Set problem => Output the full listing below exactly as it reads, and skip anything that is a picture.
··· Provided records ···
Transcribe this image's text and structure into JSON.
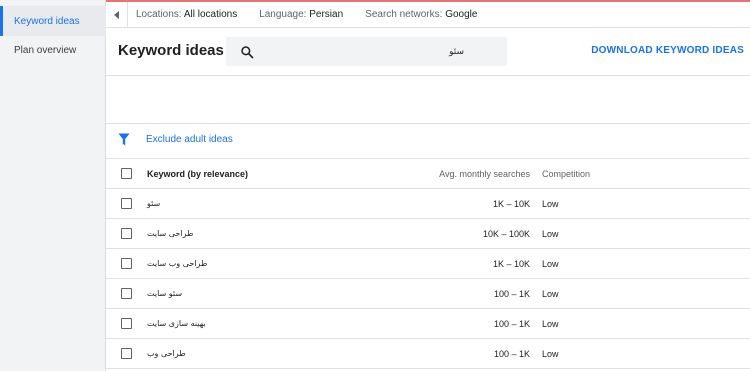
{
  "sidebar": {
    "items": [
      {
        "label": "Keyword ideas"
      },
      {
        "label": "Plan overview"
      }
    ]
  },
  "topbar": {
    "locations_key": "Locations:",
    "locations_value": "All locations",
    "language_key": "Language:",
    "language_value": "Persian",
    "networks_key": "Search networks:",
    "networks_value": "Google"
  },
  "header": {
    "title": "Keyword ideas",
    "search_value": "سئو",
    "download_label": "DOWNLOAD KEYWORD IDEAS"
  },
  "filter": {
    "label": "Exclude adult ideas"
  },
  "table": {
    "headers": {
      "keyword": "Keyword (by relevance)",
      "avg": "Avg. monthly searches",
      "competition": "Competition"
    },
    "rows": [
      {
        "keyword": "سئو",
        "avg": "1K – 10K",
        "competition": "Low"
      },
      {
        "keyword": "طراحی سایت",
        "avg": "10K – 100K",
        "competition": "Low"
      },
      {
        "keyword": "طراحی وب سایت",
        "avg": "1K – 10K",
        "competition": "Low"
      },
      {
        "keyword": "سئو سایت",
        "avg": "100 – 1K",
        "competition": "Low"
      },
      {
        "keyword": "بهینه سازی سایت",
        "avg": "100 – 1K",
        "competition": "Low"
      },
      {
        "keyword": "طراحی وب",
        "avg": "100 – 1K",
        "competition": "Low"
      }
    ]
  },
  "colors": {
    "accent": "#1a73e8",
    "top_border": "#e57373",
    "sidebar_bg": "#f1f3f4"
  }
}
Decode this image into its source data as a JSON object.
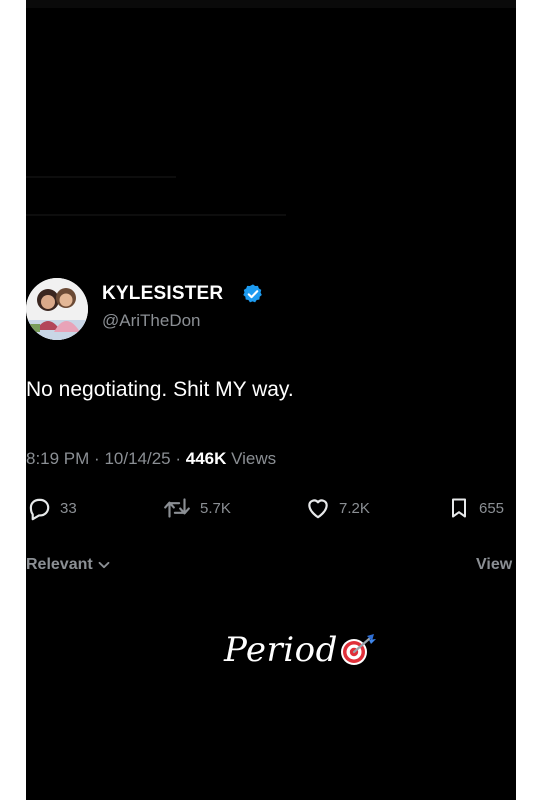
{
  "tweet": {
    "display_name": "KYLESISTER",
    "handle": "@AriTheDon",
    "text": "No negotiating. Shit MY way.",
    "time": "8:19 PM",
    "date": "10/14/25",
    "views_count": "446K",
    "views_label": "Views",
    "replies": "33",
    "retweets": "5.7K",
    "likes": "7.2K",
    "bookmarks": "655"
  },
  "replies_bar": {
    "sort_label": "Relevant",
    "view_label": "View"
  },
  "caption": {
    "text": "Period",
    "emoji": "🎯"
  },
  "colors": {
    "background": "#000000",
    "text": "#ffffff",
    "muted": "#8b8f94",
    "verified": "#1d9bf0"
  },
  "icons": {
    "verified": "verified-badge-icon",
    "reply": "reply-icon",
    "retweet": "retweet-icon",
    "like": "heart-icon",
    "bookmark": "bookmark-icon",
    "sort": "chevron-down-icon",
    "caption": "bullseye-dart-icon"
  }
}
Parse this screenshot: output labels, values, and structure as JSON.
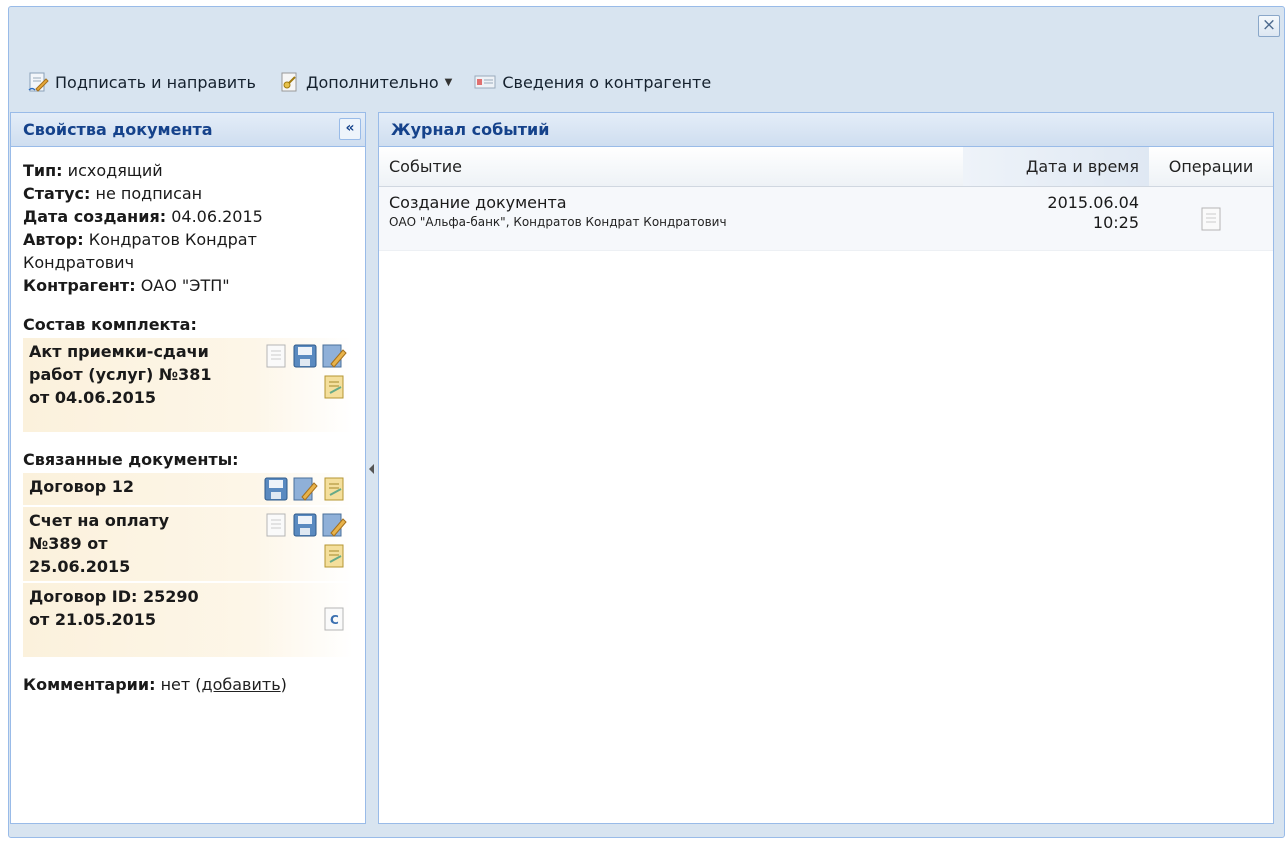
{
  "window": {
    "close_label": "×"
  },
  "toolbar": {
    "sign_send": "Подписать и направить",
    "additional": "Дополнительно",
    "counterparty_info": "Сведения о контрагенте"
  },
  "left_panel": {
    "title": "Свойства документа",
    "collapse_label": "«",
    "type_label": "Тип:",
    "type_value": "исходящий",
    "status_label": "Статус:",
    "status_value": "не подписан",
    "created_label": "Дата создания:",
    "created_value": "04.06.2015",
    "author_label": "Автор:",
    "author_value": "Кондратов Кондрат Кондратович",
    "counterparty_label": "Контрагент:",
    "counterparty_value": "ОАО \"ЭТП\"",
    "set_title": "Состав комплекта:",
    "set_items": [
      {
        "label": "Акт приемки-сдачи работ (услуг) №381 от 04.06.2015"
      }
    ],
    "related_title": "Связанные документы:",
    "related_items": [
      {
        "label": "Договор 12"
      },
      {
        "label": "Счет на оплату №389 от 25.06.2015"
      },
      {
        "label": "Договор ID: 25290 от 21.05.2015"
      }
    ],
    "comments_label": "Комментарии:",
    "comments_value": "нет",
    "comments_add": "добавить"
  },
  "right_panel": {
    "title": "Журнал событий",
    "columns": {
      "event": "Событие",
      "datetime": "Дата и время",
      "ops": "Операции"
    },
    "rows": [
      {
        "event": "Создание документа",
        "detail": "ОАО \"Альфа-банк\", Кондратов Кондрат Кондратович",
        "date": "2015.06.04",
        "time": "10:25"
      }
    ]
  },
  "colors": {
    "accent": "#15428b",
    "border": "#99bbe8",
    "highlight": "#fbf1dc"
  }
}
···
The result =>
Transcribe this image's text and structure into JSON.
{
  "sidebar": {
    "items": [
      {
        "label": "Keyword ideas"
      },
      {
        "label": "Plan overview"
      }
    ]
  },
  "topbar": {
    "locations_key": "Locations:",
    "locations_value": "All locations",
    "language_key": "Language:",
    "language_value": "Persian",
    "networks_key": "Search networks:",
    "networks_value": "Google"
  },
  "header": {
    "title": "Keyword ideas",
    "search_value": "سئو",
    "download_label": "DOWNLOAD KEYWORD IDEAS"
  },
  "filter": {
    "label": "Exclude adult ideas"
  },
  "table": {
    "headers": {
      "keyword": "Keyword (by relevance)",
      "avg": "Avg. monthly searches",
      "competition": "Competition"
    },
    "rows": [
      {
        "keyword": "سئو",
        "avg": "1K – 10K",
        "competition": "Low"
      },
      {
        "keyword": "طراحی سایت",
        "avg": "10K – 100K",
        "competition": "Low"
      },
      {
        "keyword": "طراحی وب سایت",
        "avg": "1K – 10K",
        "competition": "Low"
      },
      {
        "keyword": "سئو سایت",
        "avg": "100 – 1K",
        "competition": "Low"
      },
      {
        "keyword": "بهینه سازی سایت",
        "avg": "100 – 1K",
        "competition": "Low"
      },
      {
        "keyword": "طراحی وب",
        "avg": "100 – 1K",
        "competition": "Low"
      }
    ]
  },
  "colors": {
    "accent": "#1a73e8",
    "top_border": "#e57373",
    "sidebar_bg": "#f1f3f4"
  }
}
Decode this image into its source data as a JSON object.
{
  "tweet": {
    "display_name": "KYLESISTER",
    "handle": "@AriTheDon",
    "text": "No negotiating. Shit MY way.",
    "time": "8:19 PM",
    "date": "10/14/25",
    "views_count": "446K",
    "views_label": "Views",
    "replies": "33",
    "retweets": "5.7K",
    "likes": "7.2K",
    "bookmarks": "655"
  },
  "replies_bar": {
    "sort_label": "Relevant",
    "view_label": "View"
  },
  "caption": {
    "text": "Period",
    "emoji": "🎯"
  },
  "colors": {
    "background": "#000000",
    "text": "#ffffff",
    "muted": "#8b8f94",
    "verified": "#1d9bf0"
  },
  "icons": {
    "verified": "verified-badge-icon",
    "reply": "reply-icon",
    "retweet": "retweet-icon",
    "like": "heart-icon",
    "bookmark": "bookmark-icon",
    "sort": "chevron-down-icon",
    "caption": "bullseye-dart-icon"
  }
}
Parse this screenshot: output labels, values, and structure as JSON.
{
  "window": {
    "close_label": "×"
  },
  "toolbar": {
    "sign_send": "Подписать и направить",
    "additional": "Дополнительно",
    "counterparty_info": "Сведения о контрагенте"
  },
  "left_panel": {
    "title": "Свойства документа",
    "collapse_label": "«",
    "type_label": "Тип:",
    "type_value": "исходящий",
    "status_label": "Статус:",
    "status_value": "не подписан",
    "created_label": "Дата создания:",
    "created_value": "04.06.2015",
    "author_label": "Автор:",
    "author_value": "Кондратов Кондрат Кондратович",
    "counterparty_label": "Контрагент:",
    "counterparty_value": "ОАО \"ЭТП\"",
    "set_title": "Состав комплекта:",
    "set_items": [
      {
        "label": "Акт приемки-сдачи работ (услуг) №381 от 04.06.2015"
      }
    ],
    "related_title": "Связанные документы:",
    "related_items": [
      {
        "label": "Договор 12"
      },
      {
        "label": "Счет на оплату №389 от 25.06.2015"
      },
      {
        "label": "Договор ID: 25290 от 21.05.2015"
      }
    ],
    "comments_label": "Комментарии:",
    "comments_value": "нет",
    "comments_add": "добавить"
  },
  "right_panel": {
    "title": "Журнал событий",
    "columns": {
      "event": "Событие",
      "datetime": "Дата и время",
      "ops": "Операции"
    },
    "rows": [
      {
        "event": "Создание документа",
        "detail": "ОАО \"Альфа-банк\", Кондратов Кондрат Кондратович",
        "date": "2015.06.04",
        "time": "10:25"
      }
    ]
  },
  "colors": {
    "accent": "#15428b",
    "border": "#99bbe8",
    "highlight": "#fbf1dc"
  }
}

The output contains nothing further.